═════ TASK DATA

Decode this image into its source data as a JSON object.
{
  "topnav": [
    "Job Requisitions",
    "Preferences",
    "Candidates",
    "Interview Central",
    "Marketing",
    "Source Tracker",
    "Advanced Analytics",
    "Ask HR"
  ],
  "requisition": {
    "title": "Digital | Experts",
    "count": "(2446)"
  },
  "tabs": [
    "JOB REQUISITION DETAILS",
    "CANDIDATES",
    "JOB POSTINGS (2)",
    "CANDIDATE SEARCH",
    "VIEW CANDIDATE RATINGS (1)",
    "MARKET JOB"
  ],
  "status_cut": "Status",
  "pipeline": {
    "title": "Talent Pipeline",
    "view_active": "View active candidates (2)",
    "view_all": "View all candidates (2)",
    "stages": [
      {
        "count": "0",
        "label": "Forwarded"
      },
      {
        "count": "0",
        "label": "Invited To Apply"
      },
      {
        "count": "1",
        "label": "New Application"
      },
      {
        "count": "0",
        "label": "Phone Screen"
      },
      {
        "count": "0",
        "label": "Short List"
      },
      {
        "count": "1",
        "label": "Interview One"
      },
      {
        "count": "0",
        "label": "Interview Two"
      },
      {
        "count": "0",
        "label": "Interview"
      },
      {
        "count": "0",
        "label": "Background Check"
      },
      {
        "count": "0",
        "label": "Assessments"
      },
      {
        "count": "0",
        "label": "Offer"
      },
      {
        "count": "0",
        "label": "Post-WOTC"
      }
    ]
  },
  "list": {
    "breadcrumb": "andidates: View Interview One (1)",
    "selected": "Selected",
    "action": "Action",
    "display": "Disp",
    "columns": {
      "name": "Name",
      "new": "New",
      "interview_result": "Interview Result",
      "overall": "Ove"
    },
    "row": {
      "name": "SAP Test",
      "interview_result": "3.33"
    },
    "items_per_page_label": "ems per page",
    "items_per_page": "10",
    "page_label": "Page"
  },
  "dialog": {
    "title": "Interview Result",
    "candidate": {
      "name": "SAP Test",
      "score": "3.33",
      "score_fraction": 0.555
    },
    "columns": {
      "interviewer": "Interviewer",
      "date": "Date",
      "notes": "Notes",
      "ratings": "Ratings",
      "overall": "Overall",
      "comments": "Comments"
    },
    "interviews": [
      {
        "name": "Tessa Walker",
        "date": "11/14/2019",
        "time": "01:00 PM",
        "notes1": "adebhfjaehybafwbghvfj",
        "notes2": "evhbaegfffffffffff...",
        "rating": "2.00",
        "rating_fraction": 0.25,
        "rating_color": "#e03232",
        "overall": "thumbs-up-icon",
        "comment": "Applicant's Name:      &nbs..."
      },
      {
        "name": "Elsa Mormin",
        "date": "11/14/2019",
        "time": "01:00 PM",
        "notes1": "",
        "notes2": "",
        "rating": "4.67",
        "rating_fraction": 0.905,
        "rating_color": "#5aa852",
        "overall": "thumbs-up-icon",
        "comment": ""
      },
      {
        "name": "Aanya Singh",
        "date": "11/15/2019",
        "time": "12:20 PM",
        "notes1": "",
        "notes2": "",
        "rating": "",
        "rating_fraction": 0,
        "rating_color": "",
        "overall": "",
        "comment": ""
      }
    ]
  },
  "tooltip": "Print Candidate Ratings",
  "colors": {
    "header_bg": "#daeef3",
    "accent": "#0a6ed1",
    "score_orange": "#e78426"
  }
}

══════════

→ **SET EXERCISE**: Return every line of the material exactly.

→ **TASK ANSWER**:
Decode this image into its source data as a JSON object.
{
  "topnav": [
    "Job Requisitions",
    "Preferences",
    "Candidates",
    "Interview Central",
    "Marketing",
    "Source Tracker",
    "Advanced Analytics",
    "Ask HR"
  ],
  "requisition": {
    "title": "Digital | Experts",
    "count": "(2446)"
  },
  "tabs": [
    "JOB REQUISITION DETAILS",
    "CANDIDATES",
    "JOB POSTINGS (2)",
    "CANDIDATE SEARCH",
    "VIEW CANDIDATE RATINGS (1)",
    "MARKET JOB"
  ],
  "status_cut": "Status",
  "pipeline": {
    "title": "Talent Pipeline",
    "view_active": "View active candidates (2)",
    "view_all": "View all candidates (2)",
    "stages": [
      {
        "count": "0",
        "label": "Forwarded"
      },
      {
        "count": "0",
        "label": "Invited To Apply"
      },
      {
        "count": "1",
        "label": "New Application"
      },
      {
        "count": "0",
        "label": "Phone Screen"
      },
      {
        "count": "0",
        "label": "Short List"
      },
      {
        "count": "1",
        "label": "Interview One"
      },
      {
        "count": "0",
        "label": "Interview Two"
      },
      {
        "count": "0",
        "label": "Interview"
      },
      {
        "count": "0",
        "label": "Background Check"
      },
      {
        "count": "0",
        "label": "Assessments"
      },
      {
        "count": "0",
        "label": "Offer"
      },
      {
        "count": "0",
        "label": "Post-WOTC"
      }
    ]
  },
  "list": {
    "breadcrumb": "andidates: View Interview One (1)",
    "selected": "Selected",
    "action": "Action",
    "display": "Disp",
    "columns": {
      "name": "Name",
      "new": "New",
      "interview_result": "Interview Result",
      "overall": "Ove"
    },
    "row": {
      "name": "SAP Test",
      "interview_result": "3.33"
    },
    "items_per_page_label": "ems per page",
    "items_per_page": "10",
    "page_label": "Page"
  },
  "dialog": {
    "title": "Interview Result",
    "candidate": {
      "name": "SAP Test",
      "score": "3.33",
      "score_fraction": 0.555
    },
    "columns": {
      "interviewer": "Interviewer",
      "date": "Date",
      "notes": "Notes",
      "ratings": "Ratings",
      "overall": "Overall",
      "comments": "Comments"
    },
    "interviews": [
      {
        "name": "Tessa Walker",
        "date": "11/14/2019",
        "time": "01:00 PM",
        "notes1": "adebhfjaehybafwbghvfj",
        "notes2": "evhbaegfffffffffff...",
        "rating": "2.00",
        "rating_fraction": 0.25,
        "rating_color": "#e03232",
        "overall": "thumbs-up-icon",
        "comment": "Applicant's Name:      &nbs..."
      },
      {
        "name": "Elsa Mormin",
        "date": "11/14/2019",
        "time": "01:00 PM",
        "notes1": "",
        "notes2": "",
        "rating": "4.67",
        "rating_fraction": 0.905,
        "rating_color": "#5aa852",
        "overall": "thumbs-up-icon",
        "comment": ""
      },
      {
        "name": "Aanya Singh",
        "date": "11/15/2019",
        "time": "12:20 PM",
        "notes1": "",
        "notes2": "",
        "rating": "",
        "rating_fraction": 0,
        "rating_color": "",
        "overall": "",
        "comment": ""
      }
    ]
  },
  "tooltip": "Print Candidate Ratings",
  "colors": {
    "header_bg": "#daeef3",
    "accent": "#0a6ed1",
    "score_orange": "#e78426"
  }
}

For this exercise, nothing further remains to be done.